(Set problem): Copy out the listing exactly.

(Data extracted from a collection)
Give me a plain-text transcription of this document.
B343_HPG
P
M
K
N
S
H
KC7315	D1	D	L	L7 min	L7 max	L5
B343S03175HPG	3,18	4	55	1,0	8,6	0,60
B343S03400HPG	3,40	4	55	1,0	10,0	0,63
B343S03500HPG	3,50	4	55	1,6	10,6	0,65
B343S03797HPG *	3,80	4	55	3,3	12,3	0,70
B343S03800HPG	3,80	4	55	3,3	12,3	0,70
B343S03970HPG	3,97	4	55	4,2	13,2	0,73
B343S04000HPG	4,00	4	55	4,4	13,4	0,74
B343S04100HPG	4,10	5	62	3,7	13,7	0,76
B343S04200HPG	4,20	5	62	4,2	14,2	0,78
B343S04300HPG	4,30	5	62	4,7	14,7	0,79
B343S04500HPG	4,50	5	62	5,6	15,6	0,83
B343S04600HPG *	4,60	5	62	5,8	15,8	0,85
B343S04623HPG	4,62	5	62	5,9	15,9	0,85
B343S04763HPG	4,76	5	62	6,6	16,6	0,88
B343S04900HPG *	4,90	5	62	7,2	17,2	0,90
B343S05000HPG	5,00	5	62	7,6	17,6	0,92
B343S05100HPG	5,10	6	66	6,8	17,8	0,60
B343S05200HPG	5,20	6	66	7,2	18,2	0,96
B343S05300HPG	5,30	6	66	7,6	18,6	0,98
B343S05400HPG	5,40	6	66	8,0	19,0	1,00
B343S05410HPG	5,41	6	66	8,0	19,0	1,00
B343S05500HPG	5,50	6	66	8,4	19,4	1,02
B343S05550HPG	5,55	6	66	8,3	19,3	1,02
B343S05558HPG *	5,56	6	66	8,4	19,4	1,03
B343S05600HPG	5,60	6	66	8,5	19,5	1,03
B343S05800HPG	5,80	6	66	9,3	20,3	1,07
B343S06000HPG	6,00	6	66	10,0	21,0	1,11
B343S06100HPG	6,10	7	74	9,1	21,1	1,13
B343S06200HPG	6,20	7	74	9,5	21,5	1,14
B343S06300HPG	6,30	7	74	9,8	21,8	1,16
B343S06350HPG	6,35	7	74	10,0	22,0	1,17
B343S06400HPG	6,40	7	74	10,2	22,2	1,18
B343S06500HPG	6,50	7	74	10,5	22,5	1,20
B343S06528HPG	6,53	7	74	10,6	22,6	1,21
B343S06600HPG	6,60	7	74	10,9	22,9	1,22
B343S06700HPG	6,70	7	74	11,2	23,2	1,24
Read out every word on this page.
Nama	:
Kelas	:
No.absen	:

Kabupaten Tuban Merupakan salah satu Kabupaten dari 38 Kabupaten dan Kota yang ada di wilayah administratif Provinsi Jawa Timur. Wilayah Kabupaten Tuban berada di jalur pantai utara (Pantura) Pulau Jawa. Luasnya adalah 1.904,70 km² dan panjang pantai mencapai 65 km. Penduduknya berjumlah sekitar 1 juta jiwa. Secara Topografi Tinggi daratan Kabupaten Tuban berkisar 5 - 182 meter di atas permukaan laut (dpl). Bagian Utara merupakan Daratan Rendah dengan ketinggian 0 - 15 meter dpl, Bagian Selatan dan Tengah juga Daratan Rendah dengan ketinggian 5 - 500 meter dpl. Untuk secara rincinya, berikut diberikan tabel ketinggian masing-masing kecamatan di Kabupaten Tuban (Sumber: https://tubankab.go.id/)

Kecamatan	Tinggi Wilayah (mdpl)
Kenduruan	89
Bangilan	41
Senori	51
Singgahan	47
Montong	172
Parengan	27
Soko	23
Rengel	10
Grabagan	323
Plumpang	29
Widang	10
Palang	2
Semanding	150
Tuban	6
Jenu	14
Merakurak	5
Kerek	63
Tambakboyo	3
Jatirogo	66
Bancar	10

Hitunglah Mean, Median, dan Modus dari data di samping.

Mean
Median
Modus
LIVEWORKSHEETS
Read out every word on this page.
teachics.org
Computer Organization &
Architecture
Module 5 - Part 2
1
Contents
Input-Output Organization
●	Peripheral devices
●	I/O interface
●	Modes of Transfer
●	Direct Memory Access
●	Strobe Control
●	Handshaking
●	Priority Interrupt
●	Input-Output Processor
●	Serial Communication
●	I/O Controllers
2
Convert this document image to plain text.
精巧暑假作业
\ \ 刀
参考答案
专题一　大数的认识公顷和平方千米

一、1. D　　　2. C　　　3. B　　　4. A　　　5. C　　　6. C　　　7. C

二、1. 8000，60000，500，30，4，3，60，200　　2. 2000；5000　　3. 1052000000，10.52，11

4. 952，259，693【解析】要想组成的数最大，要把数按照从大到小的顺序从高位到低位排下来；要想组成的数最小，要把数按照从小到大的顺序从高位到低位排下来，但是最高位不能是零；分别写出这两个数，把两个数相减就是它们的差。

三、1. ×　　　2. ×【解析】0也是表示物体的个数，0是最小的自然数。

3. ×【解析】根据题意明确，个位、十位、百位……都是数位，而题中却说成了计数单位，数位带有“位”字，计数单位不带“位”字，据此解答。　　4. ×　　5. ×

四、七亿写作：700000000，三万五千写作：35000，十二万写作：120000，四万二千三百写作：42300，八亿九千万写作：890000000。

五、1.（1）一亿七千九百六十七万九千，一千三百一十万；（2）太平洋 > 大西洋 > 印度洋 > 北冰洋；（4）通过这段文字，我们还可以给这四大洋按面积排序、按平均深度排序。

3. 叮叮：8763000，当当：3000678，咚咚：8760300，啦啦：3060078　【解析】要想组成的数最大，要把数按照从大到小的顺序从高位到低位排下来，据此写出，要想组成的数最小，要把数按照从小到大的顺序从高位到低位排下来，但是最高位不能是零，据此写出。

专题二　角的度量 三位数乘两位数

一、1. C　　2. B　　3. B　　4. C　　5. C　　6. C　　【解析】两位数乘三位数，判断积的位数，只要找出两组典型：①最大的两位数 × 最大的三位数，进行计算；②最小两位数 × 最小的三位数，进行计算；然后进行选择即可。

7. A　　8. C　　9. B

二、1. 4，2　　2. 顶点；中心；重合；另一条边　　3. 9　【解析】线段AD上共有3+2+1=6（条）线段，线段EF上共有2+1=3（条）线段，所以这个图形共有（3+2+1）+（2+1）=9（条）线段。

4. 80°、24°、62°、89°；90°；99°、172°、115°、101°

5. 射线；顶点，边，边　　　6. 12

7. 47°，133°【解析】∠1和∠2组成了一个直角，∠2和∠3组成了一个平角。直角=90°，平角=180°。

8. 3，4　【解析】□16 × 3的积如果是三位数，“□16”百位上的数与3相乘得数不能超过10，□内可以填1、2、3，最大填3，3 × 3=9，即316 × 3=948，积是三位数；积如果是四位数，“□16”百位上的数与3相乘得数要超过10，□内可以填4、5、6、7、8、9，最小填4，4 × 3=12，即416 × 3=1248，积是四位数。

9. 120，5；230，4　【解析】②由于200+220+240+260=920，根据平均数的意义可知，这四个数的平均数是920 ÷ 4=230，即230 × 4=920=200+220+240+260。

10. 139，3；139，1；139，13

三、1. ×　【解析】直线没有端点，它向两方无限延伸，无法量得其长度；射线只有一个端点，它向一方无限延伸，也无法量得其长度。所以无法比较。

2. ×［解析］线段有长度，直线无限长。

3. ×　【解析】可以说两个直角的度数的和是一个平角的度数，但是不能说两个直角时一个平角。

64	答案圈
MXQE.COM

(Exercise answer):
Give me a plain-text transcription of this document.
B343_HPG
P
M
K
N
S
H
KC7315	D1	D	L	L7 min	L7 max	L5
B343S03175HPG	3,18	4	55	1,0	8,6	0,60
B343S03400HPG	3,40	4	55	1,0	10,0	0,63
B343S03500HPG	3,50	4	55	1,6	10,6	0,65
B343S03797HPG *	3,80	4	55	3,3	12,3	0,70
B343S03800HPG	3,80	4	55	3,3	12,3	0,70
B343S03970HPG	3,97	4	55	4,2	13,2	0,73
B343S04000HPG	4,00	4	55	4,4	13,4	0,74
B343S04100HPG	4,10	5	62	3,7	13,7	0,76
B343S04200HPG	4,20	5	62	4,2	14,2	0,78
B343S04300HPG	4,30	5	62	4,7	14,7	0,79
B343S04500HPG	4,50	5	62	5,6	15,6	0,83
B343S04600HPG *	4,60	5	62	5,8	15,8	0,85
B343S04623HPG	4,62	5	62	5,9	15,9	0,85
B343S04763HPG	4,76	5	62	6,6	16,6	0,88
B343S04900HPG *	4,90	5	62	7,2	17,2	0,90
B343S05000HPG	5,00	5	62	7,6	17,6	0,92
B343S05100HPG	5,10	6	66	6,8	17,8	0,60
B343S05200HPG	5,20	6	66	7,2	18,2	0,96
B343S05300HPG	5,30	6	66	7,6	18,6	0,98
B343S05400HPG	5,40	6	66	8,0	19,0	1,00
B343S05410HPG	5,41	6	66	8,0	19,0	1,00
B343S05500HPG	5,50	6	66	8,4	19,4	1,02
B343S05550HPG	5,55	6	66	8,3	19,3	1,02
B343S05558HPG *	5,56	6	66	8,4	19,4	1,03
B343S05600HPG	5,60	6	66	8,5	19,5	1,03
B343S05800HPG	5,80	6	66	9,3	20,3	1,07
B343S06000HPG	6,00	6	66	10,0	21,0	1,11
B343S06100HPG	6,10	7	74	9,1	21,1	1,13
B343S06200HPG	6,20	7	74	9,5	21,5	1,14
B343S06300HPG	6,30	7	74	9,8	21,8	1,16
B343S06350HPG	6,35	7	74	10,0	22,0	1,17
B343S06400HPG	6,40	7	74	10,2	22,2	1,18
B343S06500HPG	6,50	7	74	10,5	22,5	1,20
B343S06528HPG	6,53	7	74	10,6	22,6	1,21
B343S06600HPG	6,60	7	74	10,9	22,9	1,22
B343S06700HPG	6,70	7	74	11,2	23,2	1,24
Read out every word on this page.
Nama	:
Kelas	:
No.absen	:

Kabupaten Tuban Merupakan salah satu Kabupaten dari 38 Kabupaten dan Kota yang ada di wilayah administratif Provinsi Jawa Timur. Wilayah Kabupaten Tuban berada di jalur pantai utara (Pantura) Pulau Jawa. Luasnya adalah 1.904,70 km² dan panjang pantai mencapai 65 km. Penduduknya berjumlah sekitar 1 juta jiwa. Secara Topografi Tinggi daratan Kabupaten Tuban berkisar 5 - 182 meter di atas permukaan laut (dpl). Bagian Utara merupakan Daratan Rendah dengan ketinggian 0 - 15 meter dpl, Bagian Selatan dan Tengah juga Daratan Rendah dengan ketinggian 5 - 500 meter dpl. Untuk secara rincinya, berikut diberikan tabel ketinggian masing-masing kecamatan di Kabupaten Tuban (Sumber: https://tubankab.go.id/)

Kecamatan	Tinggi Wilayah (mdpl)
Kenduruan	89
Bangilan	41
Senori	51
Singgahan	47
Montong	172
Parengan	27
Soko	23
Rengel	10
Grabagan	323
Plumpang	29
Widang	10
Palang	2
Semanding	150
Tuban	6
Jenu	14
Merakurak	5
Kerek	63
Tambakboyo	3
Jatirogo	66
Bancar	10

Hitunglah Mean, Median, dan Modus dari data di samping.

Mean
Median
Modus
LIVEWORKSHEETS
Read out every word on this page.
teachics.org
Computer Organization &
Architecture
Module 5 - Part 2
1
Contents
Input-Output Organization
●	Peripheral devices
●	I/O interface
●	Modes of Transfer
●	Direct Memory Access
●	Strobe Control
●	Handshaking
●	Priority Interrupt
●	Input-Output Processor
●	Serial Communication
●	I/O Controllers
2
Convert this document image to plain text.
精巧暑假作业
\ \ 刀
参考答案
专题一　大数的认识公顷和平方千米

一、1. D　　　2. C　　　3. B　　　4. A　　　5. C　　　6. C　　　7. C

二、1. 8000，60000，500，30，4，3，60，200　　2. 2000；5000　　3. 1052000000，10.52，11

4. 952，259，693【解析】要想组成的数最大，要把数按照从大到小的顺序从高位到低位排下来；要想组成的数最小，要把数按照从小到大的顺序从高位到低位排下来，但是最高位不能是零；分别写出这两个数，把两个数相减就是它们的差。

三、1. ×　　　2. ×【解析】0也是表示物体的个数，0是最小的自然数。

3. ×【解析】根据题意明确，个位、十位、百位……都是数位，而题中却说成了计数单位，数位带有“位”字，计数单位不带“位”字，据此解答。　　4. ×　　5. ×

四、七亿写作：700000000，三万五千写作：35000，十二万写作：120000，四万二千三百写作：42300，八亿九千万写作：890000000。

五、1.（1）一亿七千九百六十七万九千，一千三百一十万；（2）太平洋 > 大西洋 > 印度洋 > 北冰洋；（4）通过这段文字，我们还可以给这四大洋按面积排序、按平均深度排序。

3. 叮叮：8763000，当当：3000678，咚咚：8760300，啦啦：3060078　【解析】要想组成的数最大，要把数按照从大到小的顺序从高位到低位排下来，据此写出，要想组成的数最小，要把数按照从小到大的顺序从高位到低位排下来，但是最高位不能是零，据此写出。

专题二　角的度量 三位数乘两位数

一、1. C　　2. B　　3. B　　4. C　　5. C　　6. C　　【解析】两位数乘三位数，判断积的位数，只要找出两组典型：①最大的两位数 × 最大的三位数，进行计算；②最小两位数 × 最小的三位数，进行计算；然后进行选择即可。

7. A　　8. C　　9. B

二、1. 4，2　　2. 顶点；中心；重合；另一条边　　3. 9　【解析】线段AD上共有3+2+1=6（条）线段，线段EF上共有2+1=3（条）线段，所以这个图形共有（3+2+1）+（2+1）=9（条）线段。

4. 80°、24°、62°、89°；90°；99°、172°、115°、101°

5. 射线；顶点，边，边　　　6. 12

7. 47°，133°【解析】∠1和∠2组成了一个直角，∠2和∠3组成了一个平角。直角=90°，平角=180°。

8. 3，4　【解析】□16 × 3的积如果是三位数，“□16”百位上的数与3相乘得数不能超过10，□内可以填1、2、3，最大填3，3 × 3=9，即316 × 3=948，积是三位数；积如果是四位数，“□16”百位上的数与3相乘得数要超过10，□内可以填4、5、6、7、8、9，最小填4，4 × 3=12，即416 × 3=1248，积是四位数。

9. 120，5；230，4　【解析】②由于200+220+240+260=920，根据平均数的意义可知，这四个数的平均数是920 ÷ 4=230，即230 × 4=920=200+220+240+260。

10. 139，3；139，1；139，13

三、1. ×　【解析】直线没有端点，它向两方无限延伸，无法量得其长度；射线只有一个端点，它向一方无限延伸，也无法量得其长度。所以无法比较。

2. ×［解析］线段有长度，直线无限长。

3. ×　【解析】可以说两个直角的度数的和是一个平角的度数，但是不能说两个直角时一个平角。

64	答案圈
MXQE.COM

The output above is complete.